- **STATED TASK**:
Report all lines from the entries below in which "Residential" appears.

- **DATASET EXTRACT**:
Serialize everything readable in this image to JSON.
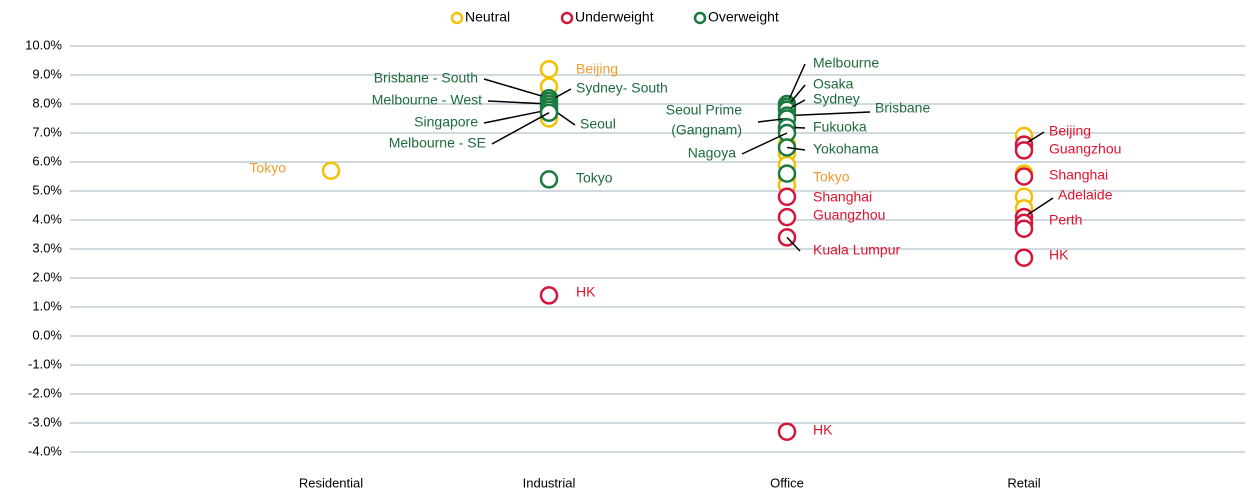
{
  "chart_data": {
    "type": "scatter",
    "categories": [
      "Residential",
      "Industrial",
      "Office",
      "Retail"
    ],
    "ylim": [
      -4,
      10
    ],
    "yticks": [
      {
        "value": -4,
        "label": "-4.0%"
      },
      {
        "value": -3,
        "label": "-3.0%"
      },
      {
        "value": -2,
        "label": "-2.0%"
      },
      {
        "value": -1,
        "label": "-1.0%"
      },
      {
        "value": 0,
        "label": "0.0%"
      },
      {
        "value": 1,
        "label": "1.0%"
      },
      {
        "value": 2,
        "label": "2.0%"
      },
      {
        "value": 3,
        "label": "3.0%"
      },
      {
        "value": 4,
        "label": "4.0%"
      },
      {
        "value": 5,
        "label": "5.0%"
      },
      {
        "value": 6,
        "label": "6.0%"
      },
      {
        "value": 7,
        "label": "7.0%"
      },
      {
        "value": 8,
        "label": "8.0%"
      },
      {
        "value": 9,
        "label": "9.0%"
      },
      {
        "value": 10,
        "label": "10.0%"
      }
    ],
    "grid": true,
    "legend": "top",
    "series": [
      {
        "name": "Neutral",
        "color": "#f5c000",
        "label_color": "#f39a2c",
        "points": [
          {
            "category": "Residential",
            "value": 5.7,
            "label": "Tokyo"
          },
          {
            "category": "Industrial",
            "value": 9.2,
            "label": "Beijing"
          },
          {
            "category": "Industrial",
            "value": 8.6
          },
          {
            "category": "Industrial",
            "value": 7.5
          },
          {
            "category": "Office",
            "value": 6.6
          },
          {
            "category": "Office",
            "value": 6.3
          },
          {
            "category": "Office",
            "value": 5.9
          },
          {
            "category": "Office",
            "value": 5.5,
            "label": "Tokyo"
          },
          {
            "category": "Office",
            "value": 5.2
          },
          {
            "category": "Retail",
            "value": 6.9
          },
          {
            "category": "Retail",
            "value": 5.6
          },
          {
            "category": "Retail",
            "value": 4.8
          },
          {
            "category": "Retail",
            "value": 4.4
          }
        ]
      },
      {
        "name": "Underweight",
        "color": "#d4163c",
        "label_color": "#e3112d",
        "points": [
          {
            "category": "Industrial",
            "value": 1.4,
            "label": "HK"
          },
          {
            "category": "Office",
            "value": 4.8,
            "label": "Shanghai"
          },
          {
            "category": "Office",
            "value": 4.1,
            "label": "Guangzhou"
          },
          {
            "category": "Office",
            "value": 3.4,
            "label": "Kuala Lumpur"
          },
          {
            "category": "Office",
            "value": -3.3,
            "label": "HK"
          },
          {
            "category": "Retail",
            "value": 6.6,
            "label": "Beijing"
          },
          {
            "category": "Retail",
            "value": 6.4,
            "label": "Guangzhou"
          },
          {
            "category": "Retail",
            "value": 5.5,
            "label": "Shanghai"
          },
          {
            "category": "Retail",
            "value": 4.1,
            "label": "Adelaide"
          },
          {
            "category": "Retail",
            "value": 3.9,
            "label": "Perth"
          },
          {
            "category": "Retail",
            "value": 3.7
          },
          {
            "category": "Retail",
            "value": 2.7,
            "label": "HK"
          }
        ]
      },
      {
        "name": "Overweight",
        "color": "#1a7a3f",
        "label_color": "#1d6b3c",
        "points": [
          {
            "category": "Industrial",
            "value": 8.2,
            "label": "Brisbane - South"
          },
          {
            "category": "Industrial",
            "value": 8.1,
            "label": "Sydney- South"
          },
          {
            "category": "Industrial",
            "value": 8.0,
            "label": "Melbourne - West"
          },
          {
            "category": "Industrial",
            "value": 7.9,
            "label": "Seoul"
          },
          {
            "category": "Industrial",
            "value": 7.8,
            "label": "Singapore"
          },
          {
            "category": "Industrial",
            "value": 7.7,
            "label": "Melbourne - SE"
          },
          {
            "category": "Industrial",
            "value": 5.4,
            "label": "Tokyo"
          },
          {
            "category": "Office",
            "value": 8.0,
            "label": "Melbourne"
          },
          {
            "category": "Office",
            "value": 7.9,
            "label": "Osaka"
          },
          {
            "category": "Office",
            "value": 7.8,
            "label": "Sydney"
          },
          {
            "category": "Office",
            "value": 7.6,
            "label": "Brisbane"
          },
          {
            "category": "Office",
            "value": 7.5,
            "label": [
              "Seoul Prime",
              "(Gangnam)"
            ]
          },
          {
            "category": "Office",
            "value": 7.2,
            "label": "Fukuoka"
          },
          {
            "category": "Office",
            "value": 7.0,
            "label": "Nagoya"
          },
          {
            "category": "Office",
            "value": 6.5,
            "label": "Yokohama"
          },
          {
            "category": "Office",
            "value": 5.6
          }
        ]
      }
    ]
  }
}
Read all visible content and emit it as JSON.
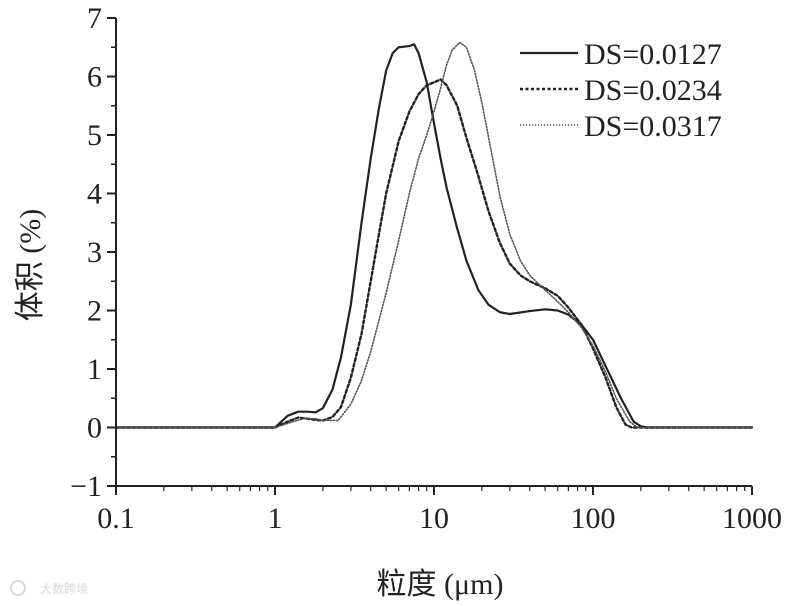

- **WRITTEN ANSWER**:
      "Residential",
            "category": "Residential",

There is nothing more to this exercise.